# Task 1
In the border wall post below, rewrite the part starting with "You are pushing" and going on through "out of there.", replacing "candy" with "gum".
# Task 2
According to the border wall post below, why did the author also oppose a fence or wall? Answer in one to three sentences.
# Task 3
Continue the border wall post below from where it stops.

(Passage shown Opens)

Friday, April 3, 2020

Flashback – Build a Wall?

[Believe it or not, at the end of 2011, long before Donald Trump rode this issue to the White House, I wrote a piece with the title “Build a Fence.” Back then; when a Trump presidency was less than a minor consideration, many other people were talking about the need to control the southern border. Some of them later opposed the idea merely because of who was promoting it.

I also opposed a fence or wall because the issue could not be solved without changing the incentives that drive behavior. As long as illegal action yields positive consequences, it will continue. It called for better policies, and we are still waiting. Here are my thoughts from New Years Eve 2011.]

You are pushing your cart to check out at the grocery store and see ahead of you a man with his young son. The man is unloading his cart onto the conveyor and the toddler is sitting in the child seat. Suddenly the boy notices the candy along the side of the lane, lets out a scream and starts reaching. His father, distracted with the groceries and embarrassed, tries shushing the kid. Well, that just leads to more screaming and reaching. The father is at his wits end, trying to get control of two demands on his attention, the groceries and his son, while glancing around with an apologetic look to everyone in earshot. Finally, he relents and hands the child a candy bar so that he can pay for his groceries and get out of there.

What you are probably thinking at this time is: “Quiet, at last!” but also “That father is in for a real challenge because he has just reinforced a negative behavior." He rewarded the screaming and fussing and can surely expect more of the same in the future. You are also hoping you do not end up in the store at the same time as this family in the future. Don’t feel guilty. That’s exactly how most people would feel. Any right-thinking adult with an iota of life experience knows that for children, as well as for adults, behavior rewarded is behavior repeated. Behavior discouraged is behavior modified.

(Passage shown Closes)
(Record extracts Opens)

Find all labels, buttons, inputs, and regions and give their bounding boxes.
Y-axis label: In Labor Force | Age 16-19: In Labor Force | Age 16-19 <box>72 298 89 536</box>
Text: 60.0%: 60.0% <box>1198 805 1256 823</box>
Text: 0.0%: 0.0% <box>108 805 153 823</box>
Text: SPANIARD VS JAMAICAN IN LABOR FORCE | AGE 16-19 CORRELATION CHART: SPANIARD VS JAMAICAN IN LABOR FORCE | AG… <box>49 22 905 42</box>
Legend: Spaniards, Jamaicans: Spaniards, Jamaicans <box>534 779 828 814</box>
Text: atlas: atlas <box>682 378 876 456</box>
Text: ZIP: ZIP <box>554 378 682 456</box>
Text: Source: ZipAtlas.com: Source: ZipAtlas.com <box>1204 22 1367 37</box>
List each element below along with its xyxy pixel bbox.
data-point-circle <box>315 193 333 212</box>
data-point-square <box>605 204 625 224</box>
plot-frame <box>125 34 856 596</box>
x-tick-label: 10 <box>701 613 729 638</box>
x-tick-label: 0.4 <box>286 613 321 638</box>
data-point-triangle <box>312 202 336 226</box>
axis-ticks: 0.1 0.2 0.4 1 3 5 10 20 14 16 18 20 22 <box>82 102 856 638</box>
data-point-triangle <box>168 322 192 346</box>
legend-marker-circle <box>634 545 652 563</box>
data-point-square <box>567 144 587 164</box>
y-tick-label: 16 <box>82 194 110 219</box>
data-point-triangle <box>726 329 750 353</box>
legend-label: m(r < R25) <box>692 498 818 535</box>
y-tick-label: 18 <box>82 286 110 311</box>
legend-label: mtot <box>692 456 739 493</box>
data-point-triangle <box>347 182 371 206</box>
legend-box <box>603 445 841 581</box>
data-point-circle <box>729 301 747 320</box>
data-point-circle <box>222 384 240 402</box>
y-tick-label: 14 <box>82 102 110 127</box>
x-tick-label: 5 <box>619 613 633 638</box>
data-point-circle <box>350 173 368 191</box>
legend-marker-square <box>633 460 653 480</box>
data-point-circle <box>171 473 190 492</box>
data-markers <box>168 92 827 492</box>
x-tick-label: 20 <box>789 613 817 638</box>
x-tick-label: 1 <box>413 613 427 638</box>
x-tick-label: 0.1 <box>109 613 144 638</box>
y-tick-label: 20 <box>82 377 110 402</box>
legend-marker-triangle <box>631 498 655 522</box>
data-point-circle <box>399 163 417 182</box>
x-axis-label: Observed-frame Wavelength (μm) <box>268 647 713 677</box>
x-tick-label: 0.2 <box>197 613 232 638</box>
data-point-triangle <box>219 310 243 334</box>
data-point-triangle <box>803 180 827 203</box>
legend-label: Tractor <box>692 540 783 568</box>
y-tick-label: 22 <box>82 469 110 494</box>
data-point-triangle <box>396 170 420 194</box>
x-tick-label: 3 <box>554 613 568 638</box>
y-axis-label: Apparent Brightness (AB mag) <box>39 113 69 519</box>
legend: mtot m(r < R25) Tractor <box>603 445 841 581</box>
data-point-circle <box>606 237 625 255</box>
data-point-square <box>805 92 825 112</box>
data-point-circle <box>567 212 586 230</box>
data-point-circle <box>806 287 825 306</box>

(Record extracts Closes)

# Task answer 1
You are pushing your cart to check out at the grocery store and see ahead of you a man with his young son. The man is unloading his cart onto the conveyor and the toddler is sitting in the child seat. Suddenly the boy notices the gum along the side of the lane, lets out a scream and starts reaching. His father, distracted with the groceries and embarrassed, tries shushing the kid. Well, that just leads to more screaming and reaching. The father is at his wits end, trying to get control of two demands on his attention, the groceries and his son, while glancing around with an apologetic look to everyone in earshot. Finally, he relents and hands the child a gum bar so that he can pay for his groceries and get out of there.

# Task answer 2
The author opposed it because the issue could not be solved without changing the incentives that drive behavior. As long as illegal action yields positive consequences, it will continue, so the problem called for better policies.

# Task answer 3
Now let’s look at the problem that some people refer to as illegal immigration. People sneak into the United States. They get free public education for their children. They are given jobs by employers who look the other way, just grateful to be able to get someone to do the work “that Americans refuse to do.” They get free medical care at emergency rooms. If that medical care is the delivery of a baby, their new family member automatically becomes an American citizen eligible for government benefits.

Some people who want to discourage this behavior think that the answer is to build a wall or a fence instead of recognizing what we all know: behavior rewarded is behavior repeated. Others think that the solution is to confer citizenship on those who have gotten away with it for a given number of years instead of recognizing what we all know: behavior rewarded is behavior repeated.

For some reason, logical thoughts like this can get a person branded as a racist because most of the people in that category are from one country. This is not about race or country of origin; it’s about behavior. If you don’t want a person, any person of any age, to sneak into your country (or have a temper tantrum in the grocery store), you set up a system or react in a way that discourages such behavior. You get more of what you reward and less of what you repress. 

There are already significant barriers, the hurdles of the immigration laws, that hundreds of thousands negotiate every year to come into this country legally from Mexico, India, China, Canada, Russia and all over to study, work and live free. Most proposals from all sides for dealing with this problem, if it really is a problem, don’t seem to recognize what we already know about human behavior.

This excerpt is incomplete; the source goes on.